## [Set exercise]
Extract each line containing the string "Decode".

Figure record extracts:
(begin)

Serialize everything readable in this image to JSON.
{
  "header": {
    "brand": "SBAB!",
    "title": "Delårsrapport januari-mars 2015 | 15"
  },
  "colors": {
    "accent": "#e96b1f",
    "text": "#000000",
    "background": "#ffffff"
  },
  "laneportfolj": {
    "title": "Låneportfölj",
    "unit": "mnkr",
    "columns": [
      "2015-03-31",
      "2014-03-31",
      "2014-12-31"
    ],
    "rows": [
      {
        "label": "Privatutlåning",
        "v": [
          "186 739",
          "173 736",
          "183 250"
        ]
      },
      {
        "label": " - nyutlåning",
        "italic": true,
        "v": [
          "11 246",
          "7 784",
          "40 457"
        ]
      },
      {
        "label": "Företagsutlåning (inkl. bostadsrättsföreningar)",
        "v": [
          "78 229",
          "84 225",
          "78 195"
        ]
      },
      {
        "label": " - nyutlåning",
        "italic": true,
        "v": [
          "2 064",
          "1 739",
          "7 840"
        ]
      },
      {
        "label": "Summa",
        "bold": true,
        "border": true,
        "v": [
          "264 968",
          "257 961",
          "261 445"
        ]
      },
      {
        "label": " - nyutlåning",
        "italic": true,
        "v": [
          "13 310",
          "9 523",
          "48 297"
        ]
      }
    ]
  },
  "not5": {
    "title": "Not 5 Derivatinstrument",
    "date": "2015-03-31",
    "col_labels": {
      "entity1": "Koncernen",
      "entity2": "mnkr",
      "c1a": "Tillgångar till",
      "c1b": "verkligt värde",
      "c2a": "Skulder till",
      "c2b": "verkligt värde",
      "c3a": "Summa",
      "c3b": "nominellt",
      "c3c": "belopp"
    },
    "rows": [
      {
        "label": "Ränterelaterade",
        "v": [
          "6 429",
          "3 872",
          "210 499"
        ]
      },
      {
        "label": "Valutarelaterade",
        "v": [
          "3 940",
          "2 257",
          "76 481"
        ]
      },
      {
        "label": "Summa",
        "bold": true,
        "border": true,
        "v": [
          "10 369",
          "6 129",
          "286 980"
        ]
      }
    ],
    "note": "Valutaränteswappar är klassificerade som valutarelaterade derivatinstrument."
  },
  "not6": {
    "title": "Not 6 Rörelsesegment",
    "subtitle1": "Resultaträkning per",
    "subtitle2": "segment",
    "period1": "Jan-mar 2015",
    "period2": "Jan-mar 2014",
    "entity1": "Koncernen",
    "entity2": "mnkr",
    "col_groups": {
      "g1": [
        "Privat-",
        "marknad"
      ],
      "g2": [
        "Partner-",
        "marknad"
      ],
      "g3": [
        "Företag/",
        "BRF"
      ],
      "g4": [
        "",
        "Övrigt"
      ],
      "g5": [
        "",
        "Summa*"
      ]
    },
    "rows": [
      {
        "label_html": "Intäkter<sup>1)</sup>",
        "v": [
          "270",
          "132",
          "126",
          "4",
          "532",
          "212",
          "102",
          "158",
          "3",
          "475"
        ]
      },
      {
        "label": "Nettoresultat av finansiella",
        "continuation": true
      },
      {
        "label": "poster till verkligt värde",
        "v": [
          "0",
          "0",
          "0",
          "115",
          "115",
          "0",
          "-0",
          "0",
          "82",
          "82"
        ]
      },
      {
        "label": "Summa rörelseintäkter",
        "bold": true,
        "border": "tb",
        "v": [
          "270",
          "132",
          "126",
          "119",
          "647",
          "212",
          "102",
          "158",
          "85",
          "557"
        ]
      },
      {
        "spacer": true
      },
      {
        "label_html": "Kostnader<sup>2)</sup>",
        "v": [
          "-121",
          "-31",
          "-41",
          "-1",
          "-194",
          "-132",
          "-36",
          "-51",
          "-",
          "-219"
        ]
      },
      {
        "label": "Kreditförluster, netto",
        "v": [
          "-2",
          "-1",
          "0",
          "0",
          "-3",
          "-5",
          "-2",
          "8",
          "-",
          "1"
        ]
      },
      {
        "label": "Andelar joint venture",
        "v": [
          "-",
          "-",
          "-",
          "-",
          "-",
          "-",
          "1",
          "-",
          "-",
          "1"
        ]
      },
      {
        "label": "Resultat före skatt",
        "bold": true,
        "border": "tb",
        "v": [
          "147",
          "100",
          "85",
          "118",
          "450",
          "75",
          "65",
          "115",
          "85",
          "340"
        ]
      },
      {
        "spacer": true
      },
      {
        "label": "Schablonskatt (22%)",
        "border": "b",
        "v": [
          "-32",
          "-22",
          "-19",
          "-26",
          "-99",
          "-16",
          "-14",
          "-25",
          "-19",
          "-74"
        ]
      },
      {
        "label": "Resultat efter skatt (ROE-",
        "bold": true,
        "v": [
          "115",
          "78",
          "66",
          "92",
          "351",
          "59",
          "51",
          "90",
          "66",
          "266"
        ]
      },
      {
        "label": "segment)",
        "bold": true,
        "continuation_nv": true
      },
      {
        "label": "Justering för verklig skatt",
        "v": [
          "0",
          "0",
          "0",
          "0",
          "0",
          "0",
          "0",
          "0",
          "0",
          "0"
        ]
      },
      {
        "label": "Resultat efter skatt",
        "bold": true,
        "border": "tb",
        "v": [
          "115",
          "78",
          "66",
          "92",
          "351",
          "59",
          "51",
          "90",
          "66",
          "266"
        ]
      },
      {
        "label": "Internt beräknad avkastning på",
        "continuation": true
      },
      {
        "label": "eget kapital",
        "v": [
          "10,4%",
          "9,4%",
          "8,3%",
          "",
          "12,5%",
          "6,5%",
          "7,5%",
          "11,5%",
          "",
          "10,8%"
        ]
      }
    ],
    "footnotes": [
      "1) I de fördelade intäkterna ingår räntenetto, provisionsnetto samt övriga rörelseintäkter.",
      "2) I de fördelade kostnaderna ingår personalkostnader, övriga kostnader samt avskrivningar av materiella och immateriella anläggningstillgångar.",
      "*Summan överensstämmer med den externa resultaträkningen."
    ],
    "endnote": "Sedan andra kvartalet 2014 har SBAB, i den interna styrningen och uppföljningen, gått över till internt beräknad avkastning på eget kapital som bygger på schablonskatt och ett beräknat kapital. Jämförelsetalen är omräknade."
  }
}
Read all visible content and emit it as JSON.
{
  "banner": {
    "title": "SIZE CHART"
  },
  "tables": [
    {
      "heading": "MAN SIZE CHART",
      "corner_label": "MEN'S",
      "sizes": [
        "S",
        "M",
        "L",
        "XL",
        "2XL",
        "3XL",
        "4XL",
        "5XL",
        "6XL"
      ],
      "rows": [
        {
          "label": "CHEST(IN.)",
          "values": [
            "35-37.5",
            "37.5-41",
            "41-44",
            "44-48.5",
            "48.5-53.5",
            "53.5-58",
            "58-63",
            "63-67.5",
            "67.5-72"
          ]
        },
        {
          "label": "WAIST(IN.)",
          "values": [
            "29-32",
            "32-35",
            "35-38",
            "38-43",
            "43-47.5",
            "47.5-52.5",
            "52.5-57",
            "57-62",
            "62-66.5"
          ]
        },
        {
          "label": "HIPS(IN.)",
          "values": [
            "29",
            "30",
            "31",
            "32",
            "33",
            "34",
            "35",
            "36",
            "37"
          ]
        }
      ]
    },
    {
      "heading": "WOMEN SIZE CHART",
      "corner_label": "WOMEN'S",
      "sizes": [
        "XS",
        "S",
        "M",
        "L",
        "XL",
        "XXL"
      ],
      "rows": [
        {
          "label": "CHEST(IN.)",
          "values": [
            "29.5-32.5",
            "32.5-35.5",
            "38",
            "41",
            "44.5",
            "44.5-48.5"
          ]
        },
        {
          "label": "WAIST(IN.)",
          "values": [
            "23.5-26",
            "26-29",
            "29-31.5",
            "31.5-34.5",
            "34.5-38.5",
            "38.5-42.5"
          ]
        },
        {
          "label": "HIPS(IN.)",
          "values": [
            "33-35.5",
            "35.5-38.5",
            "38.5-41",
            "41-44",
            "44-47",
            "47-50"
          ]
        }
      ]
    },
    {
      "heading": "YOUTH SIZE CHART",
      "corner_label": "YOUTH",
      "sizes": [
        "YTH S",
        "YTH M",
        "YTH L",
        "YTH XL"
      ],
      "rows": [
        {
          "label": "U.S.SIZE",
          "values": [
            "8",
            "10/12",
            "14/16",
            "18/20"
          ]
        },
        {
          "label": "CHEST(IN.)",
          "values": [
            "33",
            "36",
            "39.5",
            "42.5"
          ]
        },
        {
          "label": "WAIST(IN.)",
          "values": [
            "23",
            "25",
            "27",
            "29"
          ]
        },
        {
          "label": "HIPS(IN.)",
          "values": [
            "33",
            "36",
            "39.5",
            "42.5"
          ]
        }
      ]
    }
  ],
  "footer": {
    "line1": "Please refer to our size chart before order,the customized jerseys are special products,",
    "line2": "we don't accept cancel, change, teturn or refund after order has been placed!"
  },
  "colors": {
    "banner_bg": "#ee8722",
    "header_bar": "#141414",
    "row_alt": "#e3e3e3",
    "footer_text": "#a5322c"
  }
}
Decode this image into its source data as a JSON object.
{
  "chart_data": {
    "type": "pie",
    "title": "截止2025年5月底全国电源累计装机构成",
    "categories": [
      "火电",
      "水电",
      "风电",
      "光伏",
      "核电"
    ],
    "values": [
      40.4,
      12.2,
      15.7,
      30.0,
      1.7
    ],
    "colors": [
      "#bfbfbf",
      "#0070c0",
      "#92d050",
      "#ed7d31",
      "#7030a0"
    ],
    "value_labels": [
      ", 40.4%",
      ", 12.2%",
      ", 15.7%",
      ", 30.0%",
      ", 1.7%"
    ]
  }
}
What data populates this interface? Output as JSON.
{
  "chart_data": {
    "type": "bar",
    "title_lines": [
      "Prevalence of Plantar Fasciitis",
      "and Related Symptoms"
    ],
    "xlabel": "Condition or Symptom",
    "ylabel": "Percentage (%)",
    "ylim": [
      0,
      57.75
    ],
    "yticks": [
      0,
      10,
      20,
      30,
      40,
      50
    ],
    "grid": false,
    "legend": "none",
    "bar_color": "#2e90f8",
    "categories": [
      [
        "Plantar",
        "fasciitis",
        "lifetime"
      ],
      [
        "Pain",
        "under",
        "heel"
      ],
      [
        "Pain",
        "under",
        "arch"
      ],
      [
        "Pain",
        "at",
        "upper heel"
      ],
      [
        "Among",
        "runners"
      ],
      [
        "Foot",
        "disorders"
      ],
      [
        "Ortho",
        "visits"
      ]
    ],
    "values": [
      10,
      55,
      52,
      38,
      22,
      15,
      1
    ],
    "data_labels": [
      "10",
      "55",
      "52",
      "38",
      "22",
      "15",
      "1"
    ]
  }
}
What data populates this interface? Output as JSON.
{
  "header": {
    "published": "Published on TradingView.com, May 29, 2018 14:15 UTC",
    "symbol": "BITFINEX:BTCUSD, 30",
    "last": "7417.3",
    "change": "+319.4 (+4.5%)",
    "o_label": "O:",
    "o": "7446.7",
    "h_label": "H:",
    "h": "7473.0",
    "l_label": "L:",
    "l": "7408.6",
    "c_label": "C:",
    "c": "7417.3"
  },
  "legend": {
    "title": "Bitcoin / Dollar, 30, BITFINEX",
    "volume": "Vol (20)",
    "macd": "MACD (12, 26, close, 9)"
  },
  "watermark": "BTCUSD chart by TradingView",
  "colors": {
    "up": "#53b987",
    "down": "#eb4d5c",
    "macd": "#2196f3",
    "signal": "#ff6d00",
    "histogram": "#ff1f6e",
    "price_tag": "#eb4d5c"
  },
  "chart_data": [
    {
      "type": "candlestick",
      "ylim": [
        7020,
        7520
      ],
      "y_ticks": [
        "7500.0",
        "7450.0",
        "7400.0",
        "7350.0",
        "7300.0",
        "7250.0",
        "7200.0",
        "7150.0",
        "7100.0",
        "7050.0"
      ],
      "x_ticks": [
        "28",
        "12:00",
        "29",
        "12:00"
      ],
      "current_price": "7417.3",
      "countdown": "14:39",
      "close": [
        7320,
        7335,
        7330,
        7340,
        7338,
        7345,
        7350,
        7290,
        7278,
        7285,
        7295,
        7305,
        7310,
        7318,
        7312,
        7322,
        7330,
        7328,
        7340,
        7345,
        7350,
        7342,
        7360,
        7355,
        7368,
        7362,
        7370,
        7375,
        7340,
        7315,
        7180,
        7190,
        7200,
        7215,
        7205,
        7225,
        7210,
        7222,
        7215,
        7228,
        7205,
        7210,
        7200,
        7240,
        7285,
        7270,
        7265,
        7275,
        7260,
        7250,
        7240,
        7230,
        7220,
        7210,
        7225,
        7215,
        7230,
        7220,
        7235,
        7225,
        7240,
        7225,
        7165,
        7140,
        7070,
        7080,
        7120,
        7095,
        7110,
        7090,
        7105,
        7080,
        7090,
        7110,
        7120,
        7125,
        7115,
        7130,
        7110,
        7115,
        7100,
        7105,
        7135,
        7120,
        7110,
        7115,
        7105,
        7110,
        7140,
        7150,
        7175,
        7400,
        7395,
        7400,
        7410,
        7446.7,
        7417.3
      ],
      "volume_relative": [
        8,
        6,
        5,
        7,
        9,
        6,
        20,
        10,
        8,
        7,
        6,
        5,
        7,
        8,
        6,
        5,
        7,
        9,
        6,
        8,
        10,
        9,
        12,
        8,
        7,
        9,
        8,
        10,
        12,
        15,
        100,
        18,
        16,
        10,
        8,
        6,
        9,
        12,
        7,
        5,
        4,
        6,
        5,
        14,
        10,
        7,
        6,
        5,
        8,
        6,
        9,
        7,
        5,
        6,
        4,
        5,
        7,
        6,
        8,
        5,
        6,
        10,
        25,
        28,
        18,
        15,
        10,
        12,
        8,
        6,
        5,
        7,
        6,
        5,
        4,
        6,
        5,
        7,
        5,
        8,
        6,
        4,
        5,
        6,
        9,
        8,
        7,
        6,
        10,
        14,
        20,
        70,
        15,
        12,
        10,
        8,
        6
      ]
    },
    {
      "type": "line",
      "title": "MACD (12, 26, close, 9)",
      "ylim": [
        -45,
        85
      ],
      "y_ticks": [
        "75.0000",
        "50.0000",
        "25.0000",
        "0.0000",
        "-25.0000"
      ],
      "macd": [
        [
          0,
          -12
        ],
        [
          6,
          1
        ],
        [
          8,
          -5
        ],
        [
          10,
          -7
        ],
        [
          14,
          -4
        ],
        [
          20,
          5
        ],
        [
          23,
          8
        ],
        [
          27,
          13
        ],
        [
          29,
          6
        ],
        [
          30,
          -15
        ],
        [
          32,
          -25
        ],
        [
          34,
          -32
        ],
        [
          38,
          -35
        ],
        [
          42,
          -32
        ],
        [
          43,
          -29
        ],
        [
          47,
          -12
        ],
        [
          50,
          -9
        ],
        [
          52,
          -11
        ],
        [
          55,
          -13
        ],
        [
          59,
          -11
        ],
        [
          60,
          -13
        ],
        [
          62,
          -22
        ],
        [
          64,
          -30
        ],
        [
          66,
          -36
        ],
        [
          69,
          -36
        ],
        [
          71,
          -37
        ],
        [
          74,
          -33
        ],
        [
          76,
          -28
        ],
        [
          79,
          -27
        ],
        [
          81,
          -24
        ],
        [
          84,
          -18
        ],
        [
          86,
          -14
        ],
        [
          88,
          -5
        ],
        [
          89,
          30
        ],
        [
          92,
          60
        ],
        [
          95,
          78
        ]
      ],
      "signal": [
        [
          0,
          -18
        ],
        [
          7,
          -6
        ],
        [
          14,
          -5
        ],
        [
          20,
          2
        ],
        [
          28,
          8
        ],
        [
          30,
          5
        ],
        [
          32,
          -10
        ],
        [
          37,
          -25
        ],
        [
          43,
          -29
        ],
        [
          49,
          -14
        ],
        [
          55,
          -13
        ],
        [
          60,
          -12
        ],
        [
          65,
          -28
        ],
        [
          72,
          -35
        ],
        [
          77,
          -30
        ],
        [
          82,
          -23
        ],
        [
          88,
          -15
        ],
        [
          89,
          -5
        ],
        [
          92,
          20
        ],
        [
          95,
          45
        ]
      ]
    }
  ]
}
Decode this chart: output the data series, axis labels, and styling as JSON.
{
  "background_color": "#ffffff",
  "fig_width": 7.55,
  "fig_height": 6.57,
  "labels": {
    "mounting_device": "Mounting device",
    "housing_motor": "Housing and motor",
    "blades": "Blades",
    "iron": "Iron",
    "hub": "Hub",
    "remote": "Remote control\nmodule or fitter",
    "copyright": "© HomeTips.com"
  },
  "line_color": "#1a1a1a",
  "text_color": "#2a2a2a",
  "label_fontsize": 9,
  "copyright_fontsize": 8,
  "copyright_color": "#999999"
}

(end)

## [Complete output]
Decode this image into its source data as a JSON object.
Decode this chart: output the data series, axis labels, and styling as JSON.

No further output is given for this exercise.